Reproduce every entry in the listing without alteration.

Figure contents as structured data
┌──

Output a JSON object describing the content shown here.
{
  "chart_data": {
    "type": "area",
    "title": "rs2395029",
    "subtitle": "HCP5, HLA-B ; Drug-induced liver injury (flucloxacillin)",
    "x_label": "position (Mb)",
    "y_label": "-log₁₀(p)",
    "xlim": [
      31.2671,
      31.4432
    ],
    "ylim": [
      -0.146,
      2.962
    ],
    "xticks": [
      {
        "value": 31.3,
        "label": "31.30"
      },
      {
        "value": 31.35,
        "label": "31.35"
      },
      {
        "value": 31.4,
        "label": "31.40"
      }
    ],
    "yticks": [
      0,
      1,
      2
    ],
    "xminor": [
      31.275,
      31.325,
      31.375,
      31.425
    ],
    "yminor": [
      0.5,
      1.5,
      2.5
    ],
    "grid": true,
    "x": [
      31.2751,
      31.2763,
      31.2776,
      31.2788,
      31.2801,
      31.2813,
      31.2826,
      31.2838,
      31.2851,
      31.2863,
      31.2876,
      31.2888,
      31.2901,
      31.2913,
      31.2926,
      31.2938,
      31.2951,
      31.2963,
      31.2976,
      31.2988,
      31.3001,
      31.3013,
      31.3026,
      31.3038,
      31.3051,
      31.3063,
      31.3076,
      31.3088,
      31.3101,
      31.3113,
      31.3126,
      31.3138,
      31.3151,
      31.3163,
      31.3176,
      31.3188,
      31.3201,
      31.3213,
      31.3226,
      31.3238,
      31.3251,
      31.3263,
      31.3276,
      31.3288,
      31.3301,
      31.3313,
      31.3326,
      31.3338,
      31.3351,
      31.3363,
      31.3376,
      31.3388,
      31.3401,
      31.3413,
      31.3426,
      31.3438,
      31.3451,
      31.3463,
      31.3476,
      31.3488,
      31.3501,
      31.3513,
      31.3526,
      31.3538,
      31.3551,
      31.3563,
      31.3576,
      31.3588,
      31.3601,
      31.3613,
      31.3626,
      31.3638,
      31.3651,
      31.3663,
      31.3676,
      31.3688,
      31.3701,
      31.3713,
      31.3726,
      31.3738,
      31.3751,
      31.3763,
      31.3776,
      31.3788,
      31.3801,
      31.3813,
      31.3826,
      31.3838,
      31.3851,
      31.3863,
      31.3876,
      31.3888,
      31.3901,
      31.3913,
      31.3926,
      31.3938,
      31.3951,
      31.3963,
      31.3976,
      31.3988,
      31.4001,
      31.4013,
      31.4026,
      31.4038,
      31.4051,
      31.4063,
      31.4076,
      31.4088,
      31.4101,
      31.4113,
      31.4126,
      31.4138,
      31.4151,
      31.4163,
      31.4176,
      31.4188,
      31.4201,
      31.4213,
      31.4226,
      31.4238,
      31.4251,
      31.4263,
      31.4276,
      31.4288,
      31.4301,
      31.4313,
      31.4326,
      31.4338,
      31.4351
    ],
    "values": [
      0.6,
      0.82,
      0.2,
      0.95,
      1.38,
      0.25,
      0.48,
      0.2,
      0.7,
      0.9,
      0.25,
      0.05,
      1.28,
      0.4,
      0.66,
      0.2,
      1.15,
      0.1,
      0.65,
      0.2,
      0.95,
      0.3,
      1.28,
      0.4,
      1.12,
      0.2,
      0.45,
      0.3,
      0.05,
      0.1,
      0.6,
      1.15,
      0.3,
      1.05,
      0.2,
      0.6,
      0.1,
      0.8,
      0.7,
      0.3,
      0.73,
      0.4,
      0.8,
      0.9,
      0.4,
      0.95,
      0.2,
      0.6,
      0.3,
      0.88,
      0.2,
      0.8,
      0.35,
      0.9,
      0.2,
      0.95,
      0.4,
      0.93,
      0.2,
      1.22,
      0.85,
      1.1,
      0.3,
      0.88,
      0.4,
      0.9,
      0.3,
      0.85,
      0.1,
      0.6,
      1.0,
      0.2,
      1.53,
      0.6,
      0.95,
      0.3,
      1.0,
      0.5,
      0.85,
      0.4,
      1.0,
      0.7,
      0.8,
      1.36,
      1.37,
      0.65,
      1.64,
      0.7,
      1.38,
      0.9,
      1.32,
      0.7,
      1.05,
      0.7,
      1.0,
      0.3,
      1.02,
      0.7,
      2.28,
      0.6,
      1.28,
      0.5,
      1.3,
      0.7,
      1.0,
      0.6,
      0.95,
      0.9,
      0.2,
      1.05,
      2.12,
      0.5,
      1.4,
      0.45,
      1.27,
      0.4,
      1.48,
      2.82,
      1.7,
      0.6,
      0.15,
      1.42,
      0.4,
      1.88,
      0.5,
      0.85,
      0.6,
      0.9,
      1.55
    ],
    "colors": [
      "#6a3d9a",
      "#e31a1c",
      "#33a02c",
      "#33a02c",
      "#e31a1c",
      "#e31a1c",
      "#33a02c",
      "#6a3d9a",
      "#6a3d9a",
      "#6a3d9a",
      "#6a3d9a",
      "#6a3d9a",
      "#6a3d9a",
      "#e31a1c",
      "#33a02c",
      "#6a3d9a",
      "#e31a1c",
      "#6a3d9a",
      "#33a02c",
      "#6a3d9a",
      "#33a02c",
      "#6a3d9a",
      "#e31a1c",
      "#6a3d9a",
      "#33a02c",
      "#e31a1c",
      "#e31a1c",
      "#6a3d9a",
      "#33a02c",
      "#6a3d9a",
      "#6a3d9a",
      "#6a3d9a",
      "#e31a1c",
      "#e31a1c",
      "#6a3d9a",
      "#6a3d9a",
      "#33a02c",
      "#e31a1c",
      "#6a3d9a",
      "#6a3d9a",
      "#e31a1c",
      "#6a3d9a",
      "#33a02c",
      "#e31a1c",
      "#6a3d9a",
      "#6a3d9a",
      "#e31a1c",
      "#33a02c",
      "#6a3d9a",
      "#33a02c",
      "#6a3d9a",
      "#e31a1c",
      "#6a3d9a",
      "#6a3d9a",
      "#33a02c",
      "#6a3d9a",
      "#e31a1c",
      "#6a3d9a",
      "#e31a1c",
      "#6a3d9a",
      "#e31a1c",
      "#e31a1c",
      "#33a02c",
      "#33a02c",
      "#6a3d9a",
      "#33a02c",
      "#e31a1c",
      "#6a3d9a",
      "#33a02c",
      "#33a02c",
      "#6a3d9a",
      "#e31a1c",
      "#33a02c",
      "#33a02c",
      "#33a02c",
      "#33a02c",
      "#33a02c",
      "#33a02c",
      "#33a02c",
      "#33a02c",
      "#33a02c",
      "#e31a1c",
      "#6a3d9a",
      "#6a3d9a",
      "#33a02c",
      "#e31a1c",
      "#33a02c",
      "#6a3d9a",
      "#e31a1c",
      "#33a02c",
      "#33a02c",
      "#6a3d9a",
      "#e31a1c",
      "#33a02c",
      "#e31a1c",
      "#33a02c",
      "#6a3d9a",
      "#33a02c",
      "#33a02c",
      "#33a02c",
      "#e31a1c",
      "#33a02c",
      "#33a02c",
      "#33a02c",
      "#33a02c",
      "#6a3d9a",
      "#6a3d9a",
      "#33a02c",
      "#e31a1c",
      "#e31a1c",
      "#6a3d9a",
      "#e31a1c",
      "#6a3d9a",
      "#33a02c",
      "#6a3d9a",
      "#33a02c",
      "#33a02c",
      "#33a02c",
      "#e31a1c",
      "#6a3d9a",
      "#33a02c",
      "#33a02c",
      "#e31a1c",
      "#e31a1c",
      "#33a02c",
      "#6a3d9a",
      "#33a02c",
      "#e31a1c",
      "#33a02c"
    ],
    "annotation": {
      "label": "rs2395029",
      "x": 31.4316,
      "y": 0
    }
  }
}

└──

### Exercise solution
Output a JSON object describing the content shown here.
{
  "chart_data": {
    "type": "area",
    "title": "rs2395029",
    "subtitle": "HCP5, HLA-B ; Drug-induced liver injury (flucloxacillin)",
    "x_label": "position (Mb)",
    "y_label": "-log₁₀(p)",
    "xlim": [
      31.2671,
      31.4432
    ],
    "ylim": [
      -0.146,
      2.962
    ],
    "xticks": [
      {
        "value": 31.3,
        "label": "31.30"
      },
      {
        "value": 31.35,
        "label": "31.35"
      },
      {
        "value": 31.4,
        "label": "31.40"
      }
    ],
    "yticks": [
      0,
      1,
      2
    ],
    "xminor": [
      31.275,
      31.325,
      31.375,
      31.425
    ],
    "yminor": [
      0.5,
      1.5,
      2.5
    ],
    "grid": true,
    "x": [
      31.2751,
      31.2763,
      31.2776,
      31.2788,
      31.2801,
      31.2813,
      31.2826,
      31.2838,
      31.2851,
      31.2863,
      31.2876,
      31.2888,
      31.2901,
      31.2913,
      31.2926,
      31.2938,
      31.2951,
      31.2963,
      31.2976,
      31.2988,
      31.3001,
      31.3013,
      31.3026,
      31.3038,
      31.3051,
      31.3063,
      31.3076,
      31.3088,
      31.3101,
      31.3113,
      31.3126,
      31.3138,
      31.3151,
      31.3163,
      31.3176,
      31.3188,
      31.3201,
      31.3213,
      31.3226,
      31.3238,
      31.3251,
      31.3263,
      31.3276,
      31.3288,
      31.3301,
      31.3313,
      31.3326,
      31.3338,
      31.3351,
      31.3363,
      31.3376,
      31.3388,
      31.3401,
      31.3413,
      31.3426,
      31.3438,
      31.3451,
      31.3463,
      31.3476,
      31.3488,
      31.3501,
      31.3513,
      31.3526,
      31.3538,
      31.3551,
      31.3563,
      31.3576,
      31.3588,
      31.3601,
      31.3613,
      31.3626,
      31.3638,
      31.3651,
      31.3663,
      31.3676,
      31.3688,
      31.3701,
      31.3713,
      31.3726,
      31.3738,
      31.3751,
      31.3763,
      31.3776,
      31.3788,
      31.3801,
      31.3813,
      31.3826,
      31.3838,
      31.3851,
      31.3863,
      31.3876,
      31.3888,
      31.3901,
      31.3913,
      31.3926,
      31.3938,
      31.3951,
      31.3963,
      31.3976,
      31.3988,
      31.4001,
      31.4013,
      31.4026,
      31.4038,
      31.4051,
      31.4063,
      31.4076,
      31.4088,
      31.4101,
      31.4113,
      31.4126,
      31.4138,
      31.4151,
      31.4163,
      31.4176,
      31.4188,
      31.4201,
      31.4213,
      31.4226,
      31.4238,
      31.4251,
      31.4263,
      31.4276,
      31.4288,
      31.4301,
      31.4313,
      31.4326,
      31.4338,
      31.4351
    ],
    "values": [
      0.6,
      0.82,
      0.2,
      0.95,
      1.38,
      0.25,
      0.48,
      0.2,
      0.7,
      0.9,
      0.25,
      0.05,
      1.28,
      0.4,
      0.66,
      0.2,
      1.15,
      0.1,
      0.65,
      0.2,
      0.95,
      0.3,
      1.28,
      0.4,
      1.12,
      0.2,
      0.45,
      0.3,
      0.05,
      0.1,
      0.6,
      1.15,
      0.3,
      1.05,
      0.2,
      0.6,
      0.1,
      0.8,
      0.7,
      0.3,
      0.73,
      0.4,
      0.8,
      0.9,
      0.4,
      0.95,
      0.2,
      0.6,
      0.3,
      0.88,
      0.2,
      0.8,
      0.35,
      0.9,
      0.2,
      0.95,
      0.4,
      0.93,
      0.2,
      1.22,
      0.85,
      1.1,
      0.3,
      0.88,
      0.4,
      0.9,
      0.3,
      0.85,
      0.1,
      0.6,
      1.0,
      0.2,
      1.53,
      0.6,
      0.95,
      0.3,
      1.0,
      0.5,
      0.85,
      0.4,
      1.0,
      0.7,
      0.8,
      1.36,
      1.37,
      0.65,
      1.64,
      0.7,
      1.38,
      0.9,
      1.32,
      0.7,
      1.05,
      0.7,
      1.0,
      0.3,
      1.02,
      0.7,
      2.28,
      0.6,
      1.28,
      0.5,
      1.3,
      0.7,
      1.0,
      0.6,
      0.95,
      0.9,
      0.2,
      1.05,
      2.12,
      0.5,
      1.4,
      0.45,
      1.27,
      0.4,
      1.48,
      2.82,
      1.7,
      0.6,
      0.15,
      1.42,
      0.4,
      1.88,
      0.5,
      0.85,
      0.6,
      0.9,
      1.55
    ],
    "colors": [
      "#6a3d9a",
      "#e31a1c",
      "#33a02c",
      "#33a02c",
      "#e31a1c",
      "#e31a1c",
      "#33a02c",
      "#6a3d9a",
      "#6a3d9a",
      "#6a3d9a",
      "#6a3d9a",
      "#6a3d9a",
      "#6a3d9a",
      "#e31a1c",
      "#33a02c",
      "#6a3d9a",
      "#e31a1c",
      "#6a3d9a",
      "#33a02c",
      "#6a3d9a",
      "#33a02c",
      "#6a3d9a",
      "#e31a1c",
      "#6a3d9a",
      "#33a02c",
      "#e31a1c",
      "#e31a1c",
      "#6a3d9a",
      "#33a02c",
      "#6a3d9a",
      "#6a3d9a",
      "#6a3d9a",
      "#e31a1c",
      "#e31a1c",
      "#6a3d9a",
      "#6a3d9a",
      "#33a02c",
      "#e31a1c",
      "#6a3d9a",
      "#6a3d9a",
      "#e31a1c",
      "#6a3d9a",
      "#33a02c",
      "#e31a1c",
      "#6a3d9a",
      "#6a3d9a",
      "#e31a1c",
      "#33a02c",
      "#6a3d9a",
      "#33a02c",
      "#6a3d9a",
      "#e31a1c",
      "#6a3d9a",
      "#6a3d9a",
      "#33a02c",
      "#6a3d9a",
      "#e31a1c",
      "#6a3d9a",
      "#e31a1c",
      "#6a3d9a",
      "#e31a1c",
      "#e31a1c",
      "#33a02c",
      "#33a02c",
      "#6a3d9a",
      "#33a02c",
      "#e31a1c",
      "#6a3d9a",
      "#33a02c",
      "#33a02c",
      "#6a3d9a",
      "#e31a1c",
      "#33a02c",
      "#33a02c",
      "#33a02c",
      "#33a02c",
      "#33a02c",
      "#33a02c",
      "#33a02c",
      "#33a02c",
      "#33a02c",
      "#e31a1c",
      "#6a3d9a",
      "#6a3d9a",
      "#33a02c",
      "#e31a1c",
      "#33a02c",
      "#6a3d9a",
      "#e31a1c",
      "#33a02c",
      "#33a02c",
      "#6a3d9a",
      "#e31a1c",
      "#33a02c",
      "#e31a1c",
      "#33a02c",
      "#6a3d9a",
      "#33a02c",
      "#33a02c",
      "#33a02c",
      "#e31a1c",
      "#33a02c",
      "#33a02c",
      "#33a02c",
      "#33a02c",
      "#6a3d9a",
      "#6a3d9a",
      "#33a02c",
      "#e31a1c",
      "#e31a1c",
      "#6a3d9a",
      "#e31a1c",
      "#6a3d9a",
      "#33a02c",
      "#6a3d9a",
      "#33a02c",
      "#33a02c",
      "#33a02c",
      "#e31a1c",
      "#6a3d9a",
      "#33a02c",
      "#33a02c",
      "#e31a1c",
      "#e31a1c",
      "#33a02c",
      "#6a3d9a",
      "#33a02c",
      "#e31a1c",
      "#33a02c"
    ],
    "annotation": {
      "label": "rs2395029",
      "x": 31.4316,
      "y": 0
    }
  }
}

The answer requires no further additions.